=== Provided data ===

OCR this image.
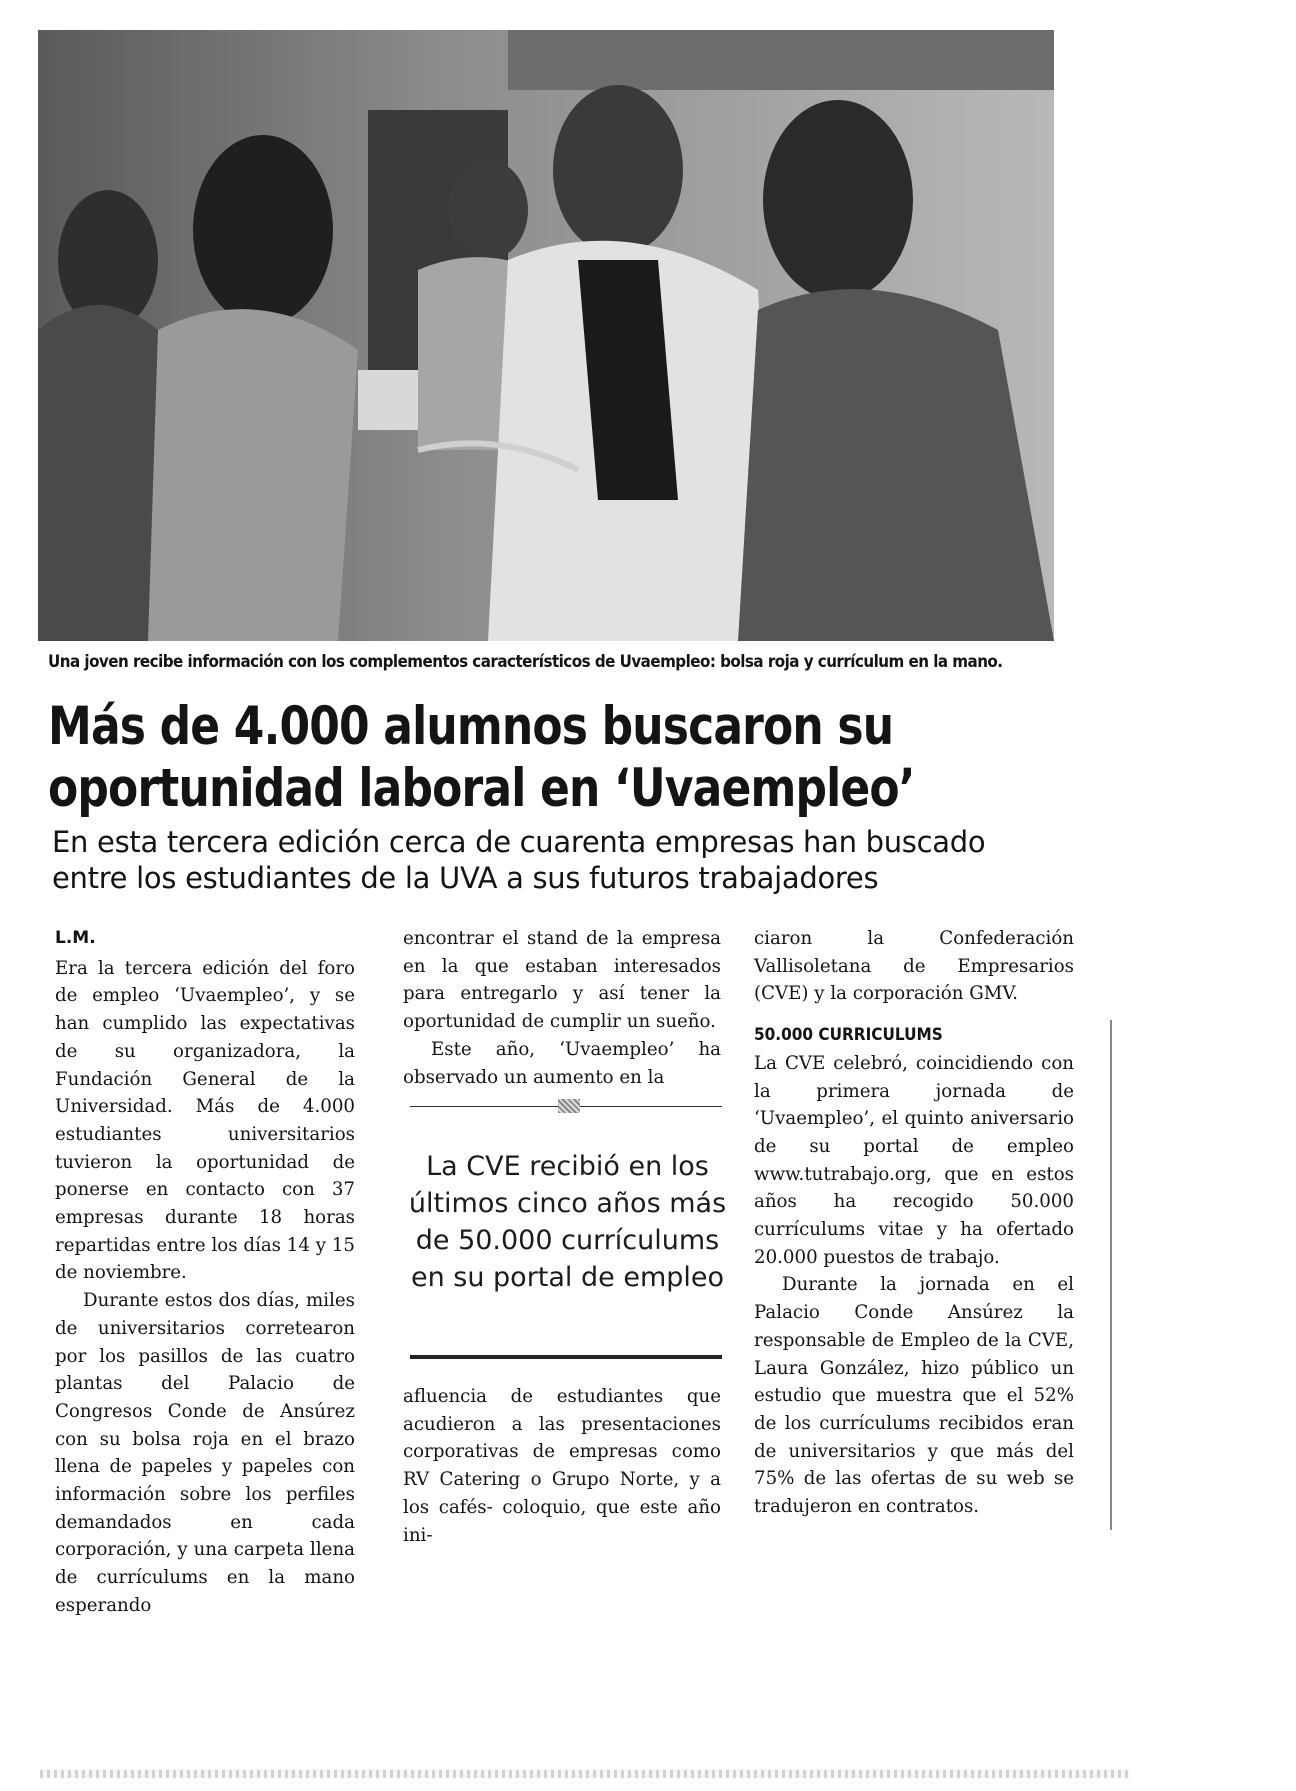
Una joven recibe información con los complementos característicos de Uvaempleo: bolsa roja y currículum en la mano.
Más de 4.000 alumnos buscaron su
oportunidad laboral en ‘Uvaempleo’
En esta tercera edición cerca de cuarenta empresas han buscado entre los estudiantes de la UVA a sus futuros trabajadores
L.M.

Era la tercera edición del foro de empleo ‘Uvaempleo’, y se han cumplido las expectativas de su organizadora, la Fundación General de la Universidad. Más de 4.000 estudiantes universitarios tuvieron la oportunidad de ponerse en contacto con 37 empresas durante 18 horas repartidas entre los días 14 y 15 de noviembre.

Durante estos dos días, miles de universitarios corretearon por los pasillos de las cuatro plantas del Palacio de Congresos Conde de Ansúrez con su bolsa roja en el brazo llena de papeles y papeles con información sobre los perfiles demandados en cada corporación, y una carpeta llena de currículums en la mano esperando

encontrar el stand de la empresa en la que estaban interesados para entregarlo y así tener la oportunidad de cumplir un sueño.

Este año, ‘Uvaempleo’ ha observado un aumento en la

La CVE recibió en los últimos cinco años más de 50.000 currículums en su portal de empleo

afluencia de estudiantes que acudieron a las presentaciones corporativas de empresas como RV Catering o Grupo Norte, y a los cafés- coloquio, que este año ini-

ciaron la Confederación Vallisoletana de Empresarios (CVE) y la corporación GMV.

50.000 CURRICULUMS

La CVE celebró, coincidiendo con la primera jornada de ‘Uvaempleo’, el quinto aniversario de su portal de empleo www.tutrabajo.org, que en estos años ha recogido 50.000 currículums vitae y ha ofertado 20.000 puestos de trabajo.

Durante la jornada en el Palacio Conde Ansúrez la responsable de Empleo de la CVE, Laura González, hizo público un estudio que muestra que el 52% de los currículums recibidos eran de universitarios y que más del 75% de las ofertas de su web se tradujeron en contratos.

===
=== Provided data ===

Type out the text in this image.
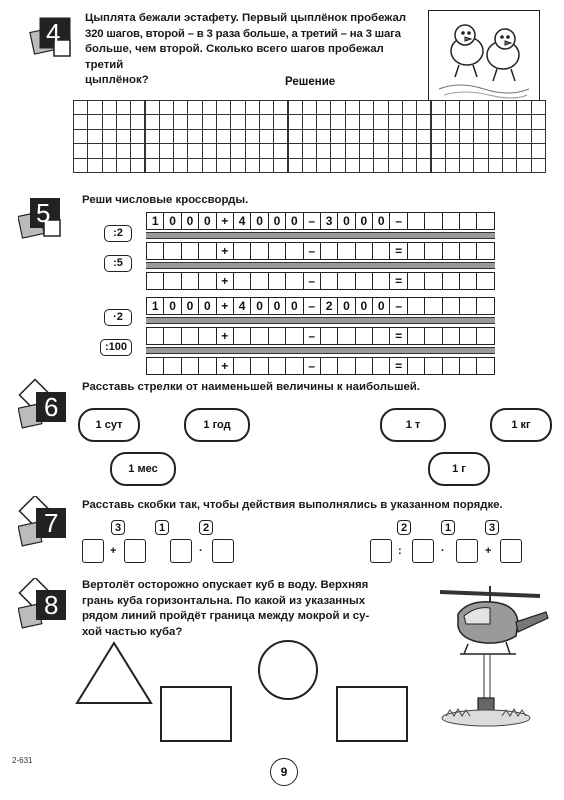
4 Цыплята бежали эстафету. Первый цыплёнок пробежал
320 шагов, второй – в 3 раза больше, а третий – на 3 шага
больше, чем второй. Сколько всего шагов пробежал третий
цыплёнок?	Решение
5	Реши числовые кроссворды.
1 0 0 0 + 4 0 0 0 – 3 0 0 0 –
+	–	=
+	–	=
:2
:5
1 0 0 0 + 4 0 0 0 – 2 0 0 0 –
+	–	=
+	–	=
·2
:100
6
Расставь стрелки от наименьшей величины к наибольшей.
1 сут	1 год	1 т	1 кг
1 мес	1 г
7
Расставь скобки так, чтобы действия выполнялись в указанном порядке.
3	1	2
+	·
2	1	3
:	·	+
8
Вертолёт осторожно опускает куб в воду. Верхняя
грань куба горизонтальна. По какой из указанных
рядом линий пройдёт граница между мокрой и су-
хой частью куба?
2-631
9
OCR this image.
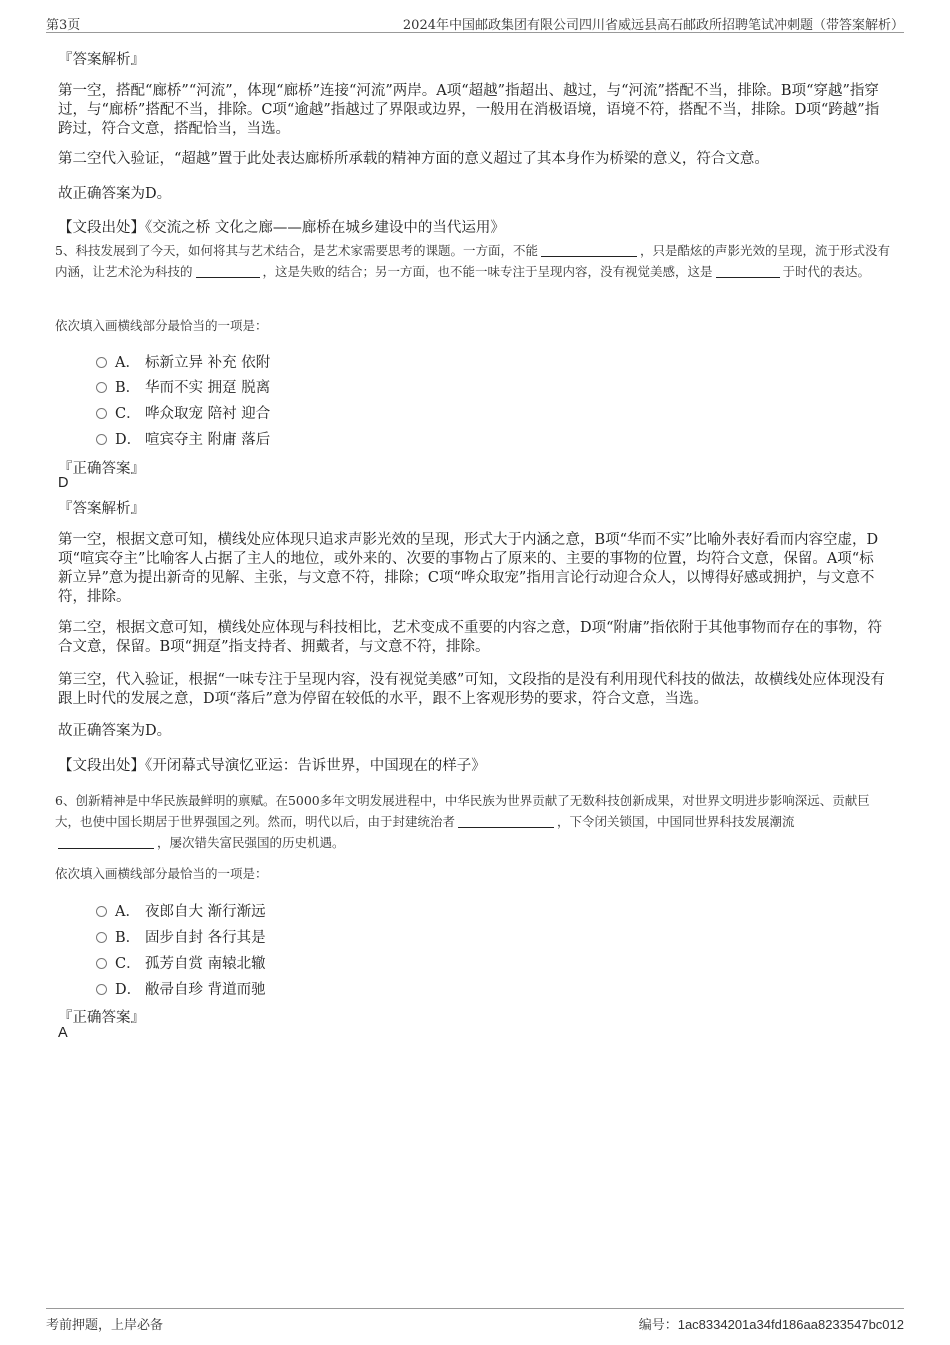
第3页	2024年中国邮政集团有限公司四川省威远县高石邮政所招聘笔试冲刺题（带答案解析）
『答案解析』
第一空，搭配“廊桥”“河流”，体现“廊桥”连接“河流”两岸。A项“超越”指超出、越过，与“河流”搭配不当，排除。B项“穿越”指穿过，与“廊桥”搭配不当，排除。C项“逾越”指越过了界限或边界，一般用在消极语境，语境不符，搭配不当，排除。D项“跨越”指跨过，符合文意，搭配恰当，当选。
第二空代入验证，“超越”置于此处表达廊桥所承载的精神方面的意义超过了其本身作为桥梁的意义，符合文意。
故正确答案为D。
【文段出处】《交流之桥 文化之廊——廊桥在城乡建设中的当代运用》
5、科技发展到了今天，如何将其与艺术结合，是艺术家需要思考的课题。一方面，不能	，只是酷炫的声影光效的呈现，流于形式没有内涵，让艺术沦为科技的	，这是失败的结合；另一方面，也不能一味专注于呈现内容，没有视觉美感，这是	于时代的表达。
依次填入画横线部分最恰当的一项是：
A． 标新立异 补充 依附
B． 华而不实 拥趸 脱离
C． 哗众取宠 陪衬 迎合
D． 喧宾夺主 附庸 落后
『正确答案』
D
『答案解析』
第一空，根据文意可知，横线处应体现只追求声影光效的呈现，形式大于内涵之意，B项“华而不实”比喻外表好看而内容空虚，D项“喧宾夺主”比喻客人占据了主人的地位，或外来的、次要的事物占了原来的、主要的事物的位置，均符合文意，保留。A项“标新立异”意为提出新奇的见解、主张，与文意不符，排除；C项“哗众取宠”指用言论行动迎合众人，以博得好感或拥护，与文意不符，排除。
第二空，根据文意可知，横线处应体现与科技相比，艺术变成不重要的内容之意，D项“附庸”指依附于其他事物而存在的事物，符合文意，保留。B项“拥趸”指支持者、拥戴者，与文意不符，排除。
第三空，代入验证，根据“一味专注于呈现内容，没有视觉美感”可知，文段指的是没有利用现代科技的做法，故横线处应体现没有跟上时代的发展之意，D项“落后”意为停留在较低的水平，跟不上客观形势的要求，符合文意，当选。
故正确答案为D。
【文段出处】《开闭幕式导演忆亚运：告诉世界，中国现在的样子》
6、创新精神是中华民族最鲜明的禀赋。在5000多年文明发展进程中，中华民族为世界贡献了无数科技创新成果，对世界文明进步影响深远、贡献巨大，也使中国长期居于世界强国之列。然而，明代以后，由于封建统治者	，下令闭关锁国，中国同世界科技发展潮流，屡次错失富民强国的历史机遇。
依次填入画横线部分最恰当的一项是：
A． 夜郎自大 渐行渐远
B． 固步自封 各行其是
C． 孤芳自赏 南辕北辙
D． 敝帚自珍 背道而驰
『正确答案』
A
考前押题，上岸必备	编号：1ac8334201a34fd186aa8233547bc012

===

◆ Do this ◆
Identify the lines above that contain the word "información", then copy them.

◆ Answer to the exercise ◆
Una joven recibe información con los complementos característicos de Uvaempleo: bolsa roja y currículum en la mano.
Durante estos dos días, miles de universitarios corretearon por los pasillos de las cuatro plantas del Palacio de Congresos Conde de Ansúrez con su bolsa roja en el brazo llena de papeles y papeles con información sobre los perfiles demandados en cada corporación, y una carpeta llena de currículums en la mano esperando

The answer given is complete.